[Given data]

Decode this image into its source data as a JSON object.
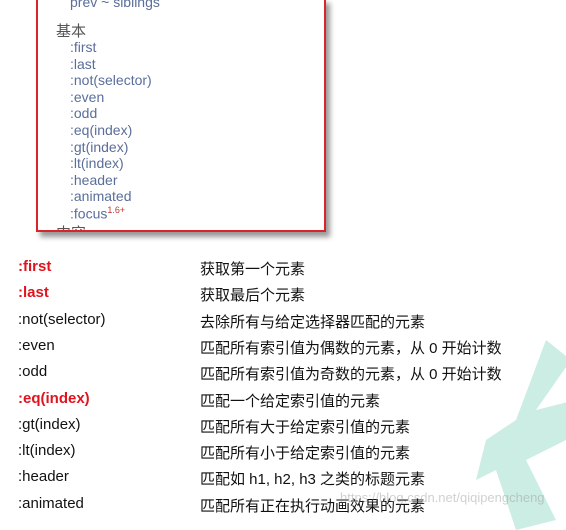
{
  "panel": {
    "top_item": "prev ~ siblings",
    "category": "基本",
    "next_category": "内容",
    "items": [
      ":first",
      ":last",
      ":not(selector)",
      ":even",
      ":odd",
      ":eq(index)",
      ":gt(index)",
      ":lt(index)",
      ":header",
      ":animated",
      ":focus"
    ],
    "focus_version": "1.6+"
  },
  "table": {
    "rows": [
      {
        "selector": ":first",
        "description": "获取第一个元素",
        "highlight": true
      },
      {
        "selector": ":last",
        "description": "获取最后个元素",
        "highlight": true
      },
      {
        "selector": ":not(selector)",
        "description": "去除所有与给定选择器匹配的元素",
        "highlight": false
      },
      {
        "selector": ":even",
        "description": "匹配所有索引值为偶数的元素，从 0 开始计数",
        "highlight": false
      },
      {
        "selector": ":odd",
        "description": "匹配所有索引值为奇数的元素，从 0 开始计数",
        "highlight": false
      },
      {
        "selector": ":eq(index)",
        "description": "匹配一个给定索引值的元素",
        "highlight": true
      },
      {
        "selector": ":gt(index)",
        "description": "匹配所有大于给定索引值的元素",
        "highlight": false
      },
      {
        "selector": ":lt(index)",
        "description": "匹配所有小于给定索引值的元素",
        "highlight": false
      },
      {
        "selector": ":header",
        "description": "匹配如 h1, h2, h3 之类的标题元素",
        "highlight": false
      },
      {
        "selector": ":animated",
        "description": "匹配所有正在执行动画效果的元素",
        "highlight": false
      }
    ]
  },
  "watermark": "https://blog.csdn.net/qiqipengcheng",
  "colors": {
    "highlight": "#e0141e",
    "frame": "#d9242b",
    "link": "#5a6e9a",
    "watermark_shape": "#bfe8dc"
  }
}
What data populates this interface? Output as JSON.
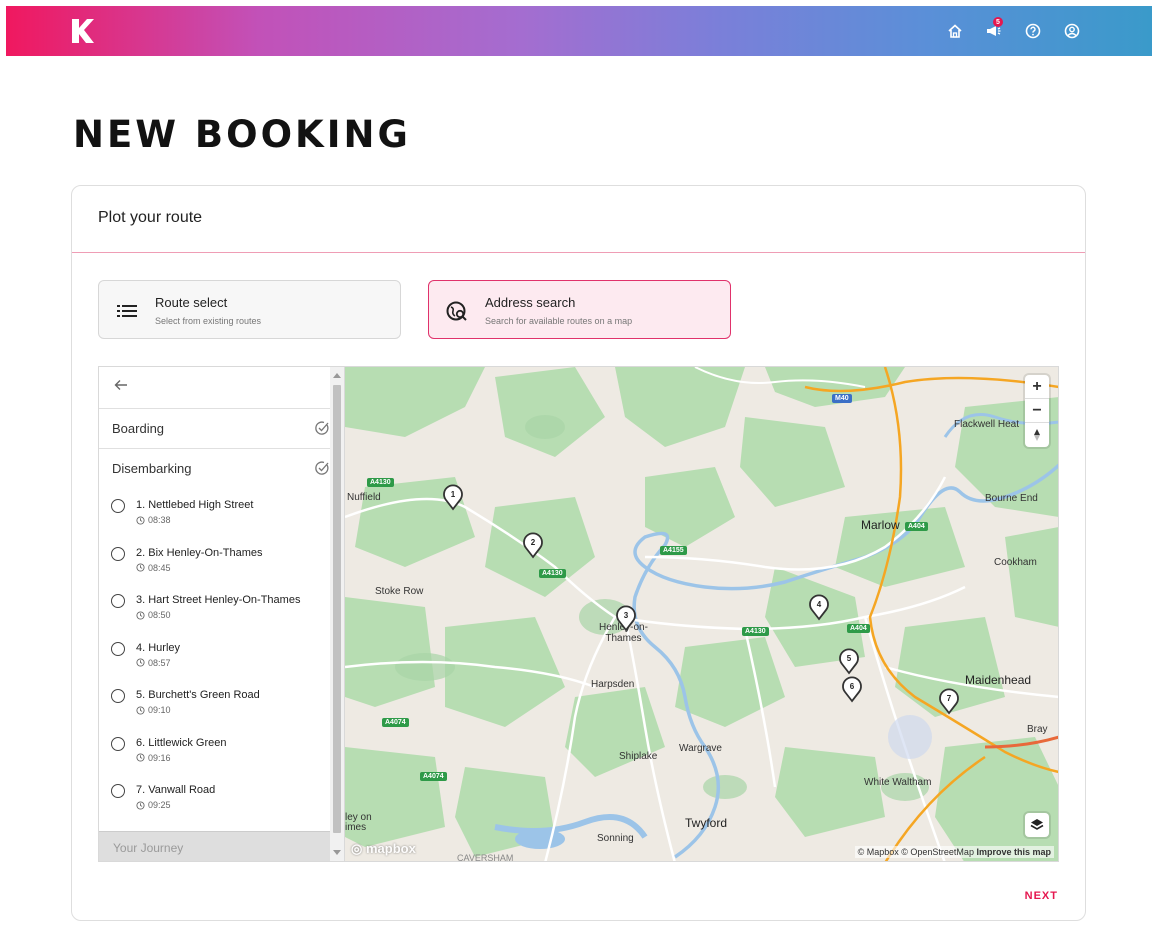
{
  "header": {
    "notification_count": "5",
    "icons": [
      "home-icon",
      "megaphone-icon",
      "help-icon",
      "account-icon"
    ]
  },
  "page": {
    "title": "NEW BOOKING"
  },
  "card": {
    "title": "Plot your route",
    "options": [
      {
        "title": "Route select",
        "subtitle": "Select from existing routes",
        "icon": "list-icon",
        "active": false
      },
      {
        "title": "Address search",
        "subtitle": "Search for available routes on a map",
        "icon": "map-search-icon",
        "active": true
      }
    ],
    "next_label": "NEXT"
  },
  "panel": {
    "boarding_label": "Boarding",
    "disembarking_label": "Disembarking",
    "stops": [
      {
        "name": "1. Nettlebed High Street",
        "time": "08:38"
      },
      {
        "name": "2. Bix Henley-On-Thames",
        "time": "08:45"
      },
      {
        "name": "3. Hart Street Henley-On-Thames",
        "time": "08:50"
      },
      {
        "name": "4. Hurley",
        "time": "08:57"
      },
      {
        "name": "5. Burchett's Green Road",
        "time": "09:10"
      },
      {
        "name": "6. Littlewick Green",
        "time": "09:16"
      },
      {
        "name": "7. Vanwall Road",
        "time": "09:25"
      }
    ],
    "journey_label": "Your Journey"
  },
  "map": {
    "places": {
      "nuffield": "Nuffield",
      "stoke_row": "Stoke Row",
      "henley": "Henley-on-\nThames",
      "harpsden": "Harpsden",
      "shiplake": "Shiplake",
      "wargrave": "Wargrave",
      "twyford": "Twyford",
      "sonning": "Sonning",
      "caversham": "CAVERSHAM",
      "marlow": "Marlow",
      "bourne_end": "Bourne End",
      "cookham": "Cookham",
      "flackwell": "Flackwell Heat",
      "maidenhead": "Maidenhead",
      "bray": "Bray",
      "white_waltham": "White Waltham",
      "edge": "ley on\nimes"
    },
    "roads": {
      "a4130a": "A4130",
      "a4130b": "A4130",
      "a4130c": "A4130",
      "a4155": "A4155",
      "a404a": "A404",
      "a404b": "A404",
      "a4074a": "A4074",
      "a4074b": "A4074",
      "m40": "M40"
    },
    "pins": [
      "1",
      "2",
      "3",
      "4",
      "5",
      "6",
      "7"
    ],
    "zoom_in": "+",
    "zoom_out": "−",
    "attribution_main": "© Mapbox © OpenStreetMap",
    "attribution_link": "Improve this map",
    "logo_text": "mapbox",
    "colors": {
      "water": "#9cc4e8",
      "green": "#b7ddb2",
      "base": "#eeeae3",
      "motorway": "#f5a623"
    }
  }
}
* * *
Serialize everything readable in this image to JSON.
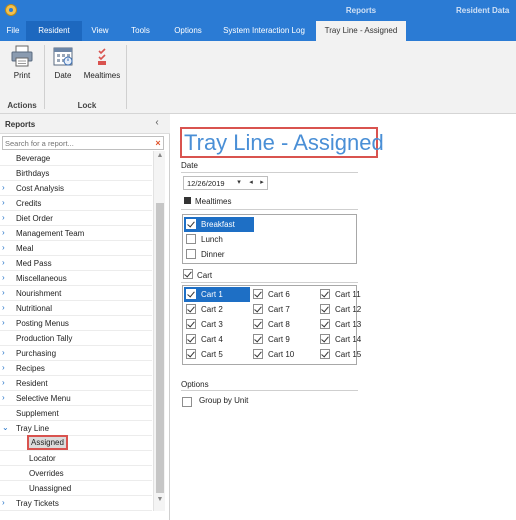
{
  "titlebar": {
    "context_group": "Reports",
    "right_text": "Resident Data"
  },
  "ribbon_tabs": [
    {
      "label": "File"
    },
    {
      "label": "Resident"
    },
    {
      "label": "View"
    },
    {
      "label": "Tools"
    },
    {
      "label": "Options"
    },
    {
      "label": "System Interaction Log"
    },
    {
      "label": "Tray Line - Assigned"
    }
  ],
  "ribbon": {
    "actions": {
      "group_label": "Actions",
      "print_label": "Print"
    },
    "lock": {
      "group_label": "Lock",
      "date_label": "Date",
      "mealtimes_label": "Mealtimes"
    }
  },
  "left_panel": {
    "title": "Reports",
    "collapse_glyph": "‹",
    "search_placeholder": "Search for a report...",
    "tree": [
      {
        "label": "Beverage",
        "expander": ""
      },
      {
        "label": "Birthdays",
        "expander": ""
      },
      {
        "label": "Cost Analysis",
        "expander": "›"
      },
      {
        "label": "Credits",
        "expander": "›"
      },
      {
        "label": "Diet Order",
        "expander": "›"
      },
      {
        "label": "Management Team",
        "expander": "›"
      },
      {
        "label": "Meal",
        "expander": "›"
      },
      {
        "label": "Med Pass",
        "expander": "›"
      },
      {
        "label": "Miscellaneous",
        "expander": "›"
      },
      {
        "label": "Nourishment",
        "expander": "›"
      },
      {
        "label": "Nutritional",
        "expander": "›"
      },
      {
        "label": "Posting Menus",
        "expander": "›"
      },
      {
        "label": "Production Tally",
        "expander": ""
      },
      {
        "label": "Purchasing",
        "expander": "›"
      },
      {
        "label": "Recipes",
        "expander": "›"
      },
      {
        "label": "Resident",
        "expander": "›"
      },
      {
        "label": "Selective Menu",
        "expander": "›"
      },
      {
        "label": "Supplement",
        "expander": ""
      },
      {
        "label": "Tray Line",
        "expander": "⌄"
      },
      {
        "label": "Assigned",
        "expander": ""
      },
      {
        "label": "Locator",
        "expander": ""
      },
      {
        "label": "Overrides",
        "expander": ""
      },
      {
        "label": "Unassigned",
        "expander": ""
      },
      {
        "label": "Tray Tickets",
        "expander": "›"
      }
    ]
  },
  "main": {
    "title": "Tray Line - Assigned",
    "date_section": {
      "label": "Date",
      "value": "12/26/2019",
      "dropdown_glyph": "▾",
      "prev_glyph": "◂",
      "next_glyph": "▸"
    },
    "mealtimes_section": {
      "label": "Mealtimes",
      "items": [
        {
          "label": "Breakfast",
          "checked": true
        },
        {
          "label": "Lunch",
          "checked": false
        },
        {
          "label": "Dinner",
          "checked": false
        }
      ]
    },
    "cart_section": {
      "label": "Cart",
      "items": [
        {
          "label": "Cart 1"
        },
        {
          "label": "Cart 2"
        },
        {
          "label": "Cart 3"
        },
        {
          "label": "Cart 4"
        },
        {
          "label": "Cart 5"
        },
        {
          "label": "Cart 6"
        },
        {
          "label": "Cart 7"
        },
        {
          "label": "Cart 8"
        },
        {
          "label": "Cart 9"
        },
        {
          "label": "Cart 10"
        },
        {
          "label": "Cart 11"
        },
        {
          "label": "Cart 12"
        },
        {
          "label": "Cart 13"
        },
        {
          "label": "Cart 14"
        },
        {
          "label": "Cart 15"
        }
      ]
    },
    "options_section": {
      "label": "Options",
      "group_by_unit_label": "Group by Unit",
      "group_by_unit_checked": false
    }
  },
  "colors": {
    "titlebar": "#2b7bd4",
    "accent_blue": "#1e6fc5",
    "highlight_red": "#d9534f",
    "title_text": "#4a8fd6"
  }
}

[Goal of the exercise] Which lines include the word "index"? Copy every one of them.

[The result]
      ":eq(index)",
      ":gt(index)",
      ":lt(index)",
        "selector": ":eq(index)",
        "selector": ":gt(index)",
        "selector": ":lt(index)",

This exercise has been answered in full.